OBJECTIVE ::
Beneath this task is a listing; retype all of it exactly.

RECORDS ::
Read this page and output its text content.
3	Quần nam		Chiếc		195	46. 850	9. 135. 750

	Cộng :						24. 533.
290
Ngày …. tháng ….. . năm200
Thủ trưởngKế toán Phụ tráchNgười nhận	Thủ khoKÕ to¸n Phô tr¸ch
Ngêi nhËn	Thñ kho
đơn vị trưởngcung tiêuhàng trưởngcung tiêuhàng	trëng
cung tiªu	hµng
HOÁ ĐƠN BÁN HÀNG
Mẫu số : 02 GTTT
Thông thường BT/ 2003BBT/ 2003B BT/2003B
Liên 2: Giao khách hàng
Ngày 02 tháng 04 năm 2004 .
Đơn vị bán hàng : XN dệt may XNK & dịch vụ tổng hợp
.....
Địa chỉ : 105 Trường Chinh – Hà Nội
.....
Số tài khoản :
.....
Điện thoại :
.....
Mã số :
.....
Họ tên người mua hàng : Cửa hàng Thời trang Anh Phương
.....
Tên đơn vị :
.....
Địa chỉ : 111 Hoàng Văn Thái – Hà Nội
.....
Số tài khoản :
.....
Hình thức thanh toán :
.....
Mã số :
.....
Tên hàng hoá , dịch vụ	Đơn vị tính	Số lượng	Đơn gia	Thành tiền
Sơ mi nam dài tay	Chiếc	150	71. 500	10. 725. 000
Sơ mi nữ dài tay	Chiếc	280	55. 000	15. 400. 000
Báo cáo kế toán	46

TASK RESULT ::
Read this page and output its text content.
3	Quần nam		Chiếc		195	46. 850	9. 135. 750

	Cộng :						24. 533.
290
Ngày …. tháng ….. . năm200
Thủ trưởngKế toán Phụ tráchNgười nhận	Thủ khoKÕ to¸n Phô tr¸ch
Ngêi nhËn	Thñ kho
đơn vị trưởngcung tiêuhàng trưởngcung tiêuhàng	trëng
cung tiªu	hµng
HOÁ ĐƠN BÁN HÀNG
Mẫu số : 02 GTTT
Thông thường BT/ 2003BBT/ 2003B BT/2003B
Liên 2: Giao khách hàng
Ngày 02 tháng 04 năm 2004 .
Đơn vị bán hàng : XN dệt may XNK & dịch vụ tổng hợp
.....
Địa chỉ : 105 Trường Chinh – Hà Nội
.....
Số tài khoản :
.....
Điện thoại :
.....
Mã số :
.....
Họ tên người mua hàng : Cửa hàng Thời trang Anh Phương
.....
Tên đơn vị :
.....
Địa chỉ : 111 Hoàng Văn Thái – Hà Nội
.....
Số tài khoản :
.....
Hình thức thanh toán :
.....
Mã số :
.....
Tên hàng hoá , dịch vụ	Đơn vị tính	Số lượng	Đơn gia	Thành tiền
Sơ mi nam dài tay	Chiếc	150	71. 500	10. 725. 000
Sơ mi nữ dài tay	Chiếc	280	55. 000	15. 400. 000
Báo cáo kế toán	46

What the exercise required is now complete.